* BEGIN DATA EXCERPTS *

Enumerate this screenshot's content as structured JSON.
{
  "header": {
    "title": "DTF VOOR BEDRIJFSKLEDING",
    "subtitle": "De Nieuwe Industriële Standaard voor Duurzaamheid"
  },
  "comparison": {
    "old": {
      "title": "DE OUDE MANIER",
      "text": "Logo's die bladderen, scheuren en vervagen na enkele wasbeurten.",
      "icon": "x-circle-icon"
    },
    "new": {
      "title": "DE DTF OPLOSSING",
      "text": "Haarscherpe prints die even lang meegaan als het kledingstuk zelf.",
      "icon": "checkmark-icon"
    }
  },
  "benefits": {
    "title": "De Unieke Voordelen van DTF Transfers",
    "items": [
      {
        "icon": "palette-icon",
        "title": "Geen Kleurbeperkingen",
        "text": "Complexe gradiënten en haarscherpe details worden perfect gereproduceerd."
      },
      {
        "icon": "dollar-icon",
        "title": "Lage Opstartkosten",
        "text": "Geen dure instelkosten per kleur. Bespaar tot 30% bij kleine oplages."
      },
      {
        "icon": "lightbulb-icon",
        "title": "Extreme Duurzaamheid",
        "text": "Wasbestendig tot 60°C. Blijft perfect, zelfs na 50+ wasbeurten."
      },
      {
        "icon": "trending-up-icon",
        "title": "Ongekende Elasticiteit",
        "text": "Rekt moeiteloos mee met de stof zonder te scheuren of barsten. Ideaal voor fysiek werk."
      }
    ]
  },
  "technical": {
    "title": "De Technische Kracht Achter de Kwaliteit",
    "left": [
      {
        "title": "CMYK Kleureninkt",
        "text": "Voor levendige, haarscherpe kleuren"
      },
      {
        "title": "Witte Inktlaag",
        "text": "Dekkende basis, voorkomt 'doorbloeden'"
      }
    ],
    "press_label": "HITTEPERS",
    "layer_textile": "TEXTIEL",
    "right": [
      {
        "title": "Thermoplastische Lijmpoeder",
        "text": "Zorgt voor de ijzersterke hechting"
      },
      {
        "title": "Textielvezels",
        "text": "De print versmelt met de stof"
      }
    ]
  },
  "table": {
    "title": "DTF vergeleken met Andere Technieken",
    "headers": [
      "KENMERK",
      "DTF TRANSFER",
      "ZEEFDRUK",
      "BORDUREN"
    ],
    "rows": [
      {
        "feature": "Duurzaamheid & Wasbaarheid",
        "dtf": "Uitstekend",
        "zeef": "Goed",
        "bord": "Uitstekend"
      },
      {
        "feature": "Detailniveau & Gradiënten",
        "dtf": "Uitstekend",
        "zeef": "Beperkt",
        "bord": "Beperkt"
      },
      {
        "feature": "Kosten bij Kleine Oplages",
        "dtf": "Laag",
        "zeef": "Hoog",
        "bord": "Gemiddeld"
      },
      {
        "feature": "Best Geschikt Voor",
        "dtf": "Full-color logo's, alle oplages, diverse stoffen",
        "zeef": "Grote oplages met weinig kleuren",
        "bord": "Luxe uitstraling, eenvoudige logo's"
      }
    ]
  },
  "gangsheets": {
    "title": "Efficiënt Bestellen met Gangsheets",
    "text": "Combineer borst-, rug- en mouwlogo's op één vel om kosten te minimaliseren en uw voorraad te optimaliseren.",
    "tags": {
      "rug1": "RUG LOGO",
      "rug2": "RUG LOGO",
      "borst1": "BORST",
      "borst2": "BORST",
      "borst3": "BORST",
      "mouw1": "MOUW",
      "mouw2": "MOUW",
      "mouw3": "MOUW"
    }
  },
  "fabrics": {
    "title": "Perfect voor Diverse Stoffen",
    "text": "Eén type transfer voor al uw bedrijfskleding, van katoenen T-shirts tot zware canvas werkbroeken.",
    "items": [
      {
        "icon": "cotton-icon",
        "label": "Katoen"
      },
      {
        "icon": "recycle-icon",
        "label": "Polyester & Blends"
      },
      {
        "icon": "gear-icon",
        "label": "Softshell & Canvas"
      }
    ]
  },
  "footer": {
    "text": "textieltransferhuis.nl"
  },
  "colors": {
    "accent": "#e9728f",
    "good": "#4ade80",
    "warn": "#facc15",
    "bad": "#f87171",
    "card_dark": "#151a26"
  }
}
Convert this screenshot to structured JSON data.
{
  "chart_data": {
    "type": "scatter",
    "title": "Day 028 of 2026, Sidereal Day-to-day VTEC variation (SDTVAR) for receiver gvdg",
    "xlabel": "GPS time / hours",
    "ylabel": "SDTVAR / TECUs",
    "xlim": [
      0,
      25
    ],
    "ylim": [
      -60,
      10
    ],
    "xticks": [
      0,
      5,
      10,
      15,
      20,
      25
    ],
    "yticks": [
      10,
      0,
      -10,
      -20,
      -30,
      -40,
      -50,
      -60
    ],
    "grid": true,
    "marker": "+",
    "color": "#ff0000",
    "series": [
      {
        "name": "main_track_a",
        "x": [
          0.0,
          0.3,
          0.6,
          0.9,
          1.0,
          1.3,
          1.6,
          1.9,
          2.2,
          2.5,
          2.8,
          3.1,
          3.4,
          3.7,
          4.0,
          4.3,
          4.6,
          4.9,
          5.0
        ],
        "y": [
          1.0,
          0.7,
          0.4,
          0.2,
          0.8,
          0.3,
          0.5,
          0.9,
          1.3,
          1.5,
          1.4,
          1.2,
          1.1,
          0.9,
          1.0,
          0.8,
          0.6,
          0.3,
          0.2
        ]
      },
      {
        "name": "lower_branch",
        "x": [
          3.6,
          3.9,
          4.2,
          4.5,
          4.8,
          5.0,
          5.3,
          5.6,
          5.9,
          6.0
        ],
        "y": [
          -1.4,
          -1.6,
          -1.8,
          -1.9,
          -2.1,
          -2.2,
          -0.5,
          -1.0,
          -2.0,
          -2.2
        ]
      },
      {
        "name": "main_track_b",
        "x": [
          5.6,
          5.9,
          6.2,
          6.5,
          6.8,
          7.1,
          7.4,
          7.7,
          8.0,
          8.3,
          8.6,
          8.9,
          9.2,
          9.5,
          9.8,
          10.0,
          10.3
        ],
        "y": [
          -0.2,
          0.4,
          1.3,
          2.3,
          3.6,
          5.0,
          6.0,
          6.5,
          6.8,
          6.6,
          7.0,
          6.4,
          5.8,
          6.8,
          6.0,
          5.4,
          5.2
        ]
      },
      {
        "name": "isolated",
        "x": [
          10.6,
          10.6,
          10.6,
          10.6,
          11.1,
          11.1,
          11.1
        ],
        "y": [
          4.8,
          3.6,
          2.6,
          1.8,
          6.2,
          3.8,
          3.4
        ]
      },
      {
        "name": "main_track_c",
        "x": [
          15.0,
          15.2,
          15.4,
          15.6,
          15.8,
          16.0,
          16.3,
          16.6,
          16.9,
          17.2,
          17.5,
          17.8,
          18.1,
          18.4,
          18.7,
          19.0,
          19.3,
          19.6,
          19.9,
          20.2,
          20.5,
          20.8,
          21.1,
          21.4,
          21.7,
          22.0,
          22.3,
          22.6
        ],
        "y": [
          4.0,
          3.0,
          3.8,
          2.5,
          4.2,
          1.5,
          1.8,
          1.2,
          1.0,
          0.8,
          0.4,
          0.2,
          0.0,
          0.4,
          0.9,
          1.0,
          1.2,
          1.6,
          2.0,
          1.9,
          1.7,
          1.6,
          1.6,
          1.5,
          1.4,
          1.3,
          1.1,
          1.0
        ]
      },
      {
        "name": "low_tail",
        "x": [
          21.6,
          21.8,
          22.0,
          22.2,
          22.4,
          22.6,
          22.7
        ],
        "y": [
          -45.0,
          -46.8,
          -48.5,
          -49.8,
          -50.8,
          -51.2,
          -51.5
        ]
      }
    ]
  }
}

* END DATA EXCERPTS *

### EXERCISE
Please repeat the listing above in full and exactly.

### WRITTEN REPLY
Enumerate this screenshot's content as structured JSON.
{
  "header": {
    "title": "DTF VOOR BEDRIJFSKLEDING",
    "subtitle": "De Nieuwe Industriële Standaard voor Duurzaamheid"
  },
  "comparison": {
    "old": {
      "title": "DE OUDE MANIER",
      "text": "Logo's die bladderen, scheuren en vervagen na enkele wasbeurten.",
      "icon": "x-circle-icon"
    },
    "new": {
      "title": "DE DTF OPLOSSING",
      "text": "Haarscherpe prints die even lang meegaan als het kledingstuk zelf.",
      "icon": "checkmark-icon"
    }
  },
  "benefits": {
    "title": "De Unieke Voordelen van DTF Transfers",
    "items": [
      {
        "icon": "palette-icon",
        "title": "Geen Kleurbeperkingen",
        "text": "Complexe gradiënten en haarscherpe details worden perfect gereproduceerd."
      },
      {
        "icon": "dollar-icon",
        "title": "Lage Opstartkosten",
        "text": "Geen dure instelkosten per kleur. Bespaar tot 30% bij kleine oplages."
      },
      {
        "icon": "lightbulb-icon",
        "title": "Extreme Duurzaamheid",
        "text": "Wasbestendig tot 60°C. Blijft perfect, zelfs na 50+ wasbeurten."
      },
      {
        "icon": "trending-up-icon",
        "title": "Ongekende Elasticiteit",
        "text": "Rekt moeiteloos mee met de stof zonder te scheuren of barsten. Ideaal voor fysiek werk."
      }
    ]
  },
  "technical": {
    "title": "De Technische Kracht Achter de Kwaliteit",
    "left": [
      {
        "title": "CMYK Kleureninkt",
        "text": "Voor levendige, haarscherpe kleuren"
      },
      {
        "title": "Witte Inktlaag",
        "text": "Dekkende basis, voorkomt 'doorbloeden'"
      }
    ],
    "press_label": "HITTEPERS",
    "layer_textile": "TEXTIEL",
    "right": [
      {
        "title": "Thermoplastische Lijmpoeder",
        "text": "Zorgt voor de ijzersterke hechting"
      },
      {
        "title": "Textielvezels",
        "text": "De print versmelt met de stof"
      }
    ]
  },
  "table": {
    "title": "DTF vergeleken met Andere Technieken",
    "headers": [
      "KENMERK",
      "DTF TRANSFER",
      "ZEEFDRUK",
      "BORDUREN"
    ],
    "rows": [
      {
        "feature": "Duurzaamheid & Wasbaarheid",
        "dtf": "Uitstekend",
        "zeef": "Goed",
        "bord": "Uitstekend"
      },
      {
        "feature": "Detailniveau & Gradiënten",
        "dtf": "Uitstekend",
        "zeef": "Beperkt",
        "bord": "Beperkt"
      },
      {
        "feature": "Kosten bij Kleine Oplages",
        "dtf": "Laag",
        "zeef": "Hoog",
        "bord": "Gemiddeld"
      },
      {
        "feature": "Best Geschikt Voor",
        "dtf": "Full-color logo's, alle oplages, diverse stoffen",
        "zeef": "Grote oplages met weinig kleuren",
        "bord": "Luxe uitstraling, eenvoudige logo's"
      }
    ]
  },
  "gangsheets": {
    "title": "Efficiënt Bestellen met Gangsheets",
    "text": "Combineer borst-, rug- en mouwlogo's op één vel om kosten te minimaliseren en uw voorraad te optimaliseren.",
    "tags": {
      "rug1": "RUG LOGO",
      "rug2": "RUG LOGO",
      "borst1": "BORST",
      "borst2": "BORST",
      "borst3": "BORST",
      "mouw1": "MOUW",
      "mouw2": "MOUW",
      "mouw3": "MOUW"
    }
  },
  "fabrics": {
    "title": "Perfect voor Diverse Stoffen",
    "text": "Eén type transfer voor al uw bedrijfskleding, van katoenen T-shirts tot zware canvas werkbroeken.",
    "items": [
      {
        "icon": "cotton-icon",
        "label": "Katoen"
      },
      {
        "icon": "recycle-icon",
        "label": "Polyester & Blends"
      },
      {
        "icon": "gear-icon",
        "label": "Softshell & Canvas"
      }
    ]
  },
  "footer": {
    "text": "textieltransferhuis.nl"
  },
  "colors": {
    "accent": "#e9728f",
    "good": "#4ade80",
    "warn": "#facc15",
    "bad": "#f87171",
    "card_dark": "#151a26"
  }
}
Convert this screenshot to structured JSON data.
{
  "chart_data": {
    "type": "scatter",
    "title": "Day 028 of 2026, Sidereal Day-to-day VTEC variation (SDTVAR) for receiver gvdg",
    "xlabel": "GPS time / hours",
    "ylabel": "SDTVAR / TECUs",
    "xlim": [
      0,
      25
    ],
    "ylim": [
      -60,
      10
    ],
    "xticks": [
      0,
      5,
      10,
      15,
      20,
      25
    ],
    "yticks": [
      10,
      0,
      -10,
      -20,
      -30,
      -40,
      -50,
      -60
    ],
    "grid": true,
    "marker": "+",
    "color": "#ff0000",
    "series": [
      {
        "name": "main_track_a",
        "x": [
          0.0,
          0.3,
          0.6,
          0.9,
          1.0,
          1.3,
          1.6,
          1.9,
          2.2,
          2.5,
          2.8,
          3.1,
          3.4,
          3.7,
          4.0,
          4.3,
          4.6,
          4.9,
          5.0
        ],
        "y": [
          1.0,
          0.7,
          0.4,
          0.2,
          0.8,
          0.3,
          0.5,
          0.9,
          1.3,
          1.5,
          1.4,
          1.2,
          1.1,
          0.9,
          1.0,
          0.8,
          0.6,
          0.3,
          0.2
        ]
      },
      {
        "name": "lower_branch",
        "x": [
          3.6,
          3.9,
          4.2,
          4.5,
          4.8,
          5.0,
          5.3,
          5.6,
          5.9,
          6.0
        ],
        "y": [
          -1.4,
          -1.6,
          -1.8,
          -1.9,
          -2.1,
          -2.2,
          -0.5,
          -1.0,
          -2.0,
          -2.2
        ]
      },
      {
        "name": "main_track_b",
        "x": [
          5.6,
          5.9,
          6.2,
          6.5,
          6.8,
          7.1,
          7.4,
          7.7,
          8.0,
          8.3,
          8.6,
          8.9,
          9.2,
          9.5,
          9.8,
          10.0,
          10.3
        ],
        "y": [
          -0.2,
          0.4,
          1.3,
          2.3,
          3.6,
          5.0,
          6.0,
          6.5,
          6.8,
          6.6,
          7.0,
          6.4,
          5.8,
          6.8,
          6.0,
          5.4,
          5.2
        ]
      },
      {
        "name": "isolated",
        "x": [
          10.6,
          10.6,
          10.6,
          10.6,
          11.1,
          11.1,
          11.1
        ],
        "y": [
          4.8,
          3.6,
          2.6,
          1.8,
          6.2,
          3.8,
          3.4
        ]
      },
      {
        "name": "main_track_c",
        "x": [
          15.0,
          15.2,
          15.4,
          15.6,
          15.8,
          16.0,
          16.3,
          16.6,
          16.9,
          17.2,
          17.5,
          17.8,
          18.1,
          18.4,
          18.7,
          19.0,
          19.3,
          19.6,
          19.9,
          20.2,
          20.5,
          20.8,
          21.1,
          21.4,
          21.7,
          22.0,
          22.3,
          22.6
        ],
        "y": [
          4.0,
          3.0,
          3.8,
          2.5,
          4.2,
          1.5,
          1.8,
          1.2,
          1.0,
          0.8,
          0.4,
          0.2,
          0.0,
          0.4,
          0.9,
          1.0,
          1.2,
          1.6,
          2.0,
          1.9,
          1.7,
          1.6,
          1.6,
          1.5,
          1.4,
          1.3,
          1.1,
          1.0
        ]
      },
      {
        "name": "low_tail",
        "x": [
          21.6,
          21.8,
          22.0,
          22.2,
          22.4,
          22.6,
          22.7
        ],
        "y": [
          -45.0,
          -46.8,
          -48.5,
          -49.8,
          -50.8,
          -51.2,
          -51.5
        ]
      }
    ]
  }
}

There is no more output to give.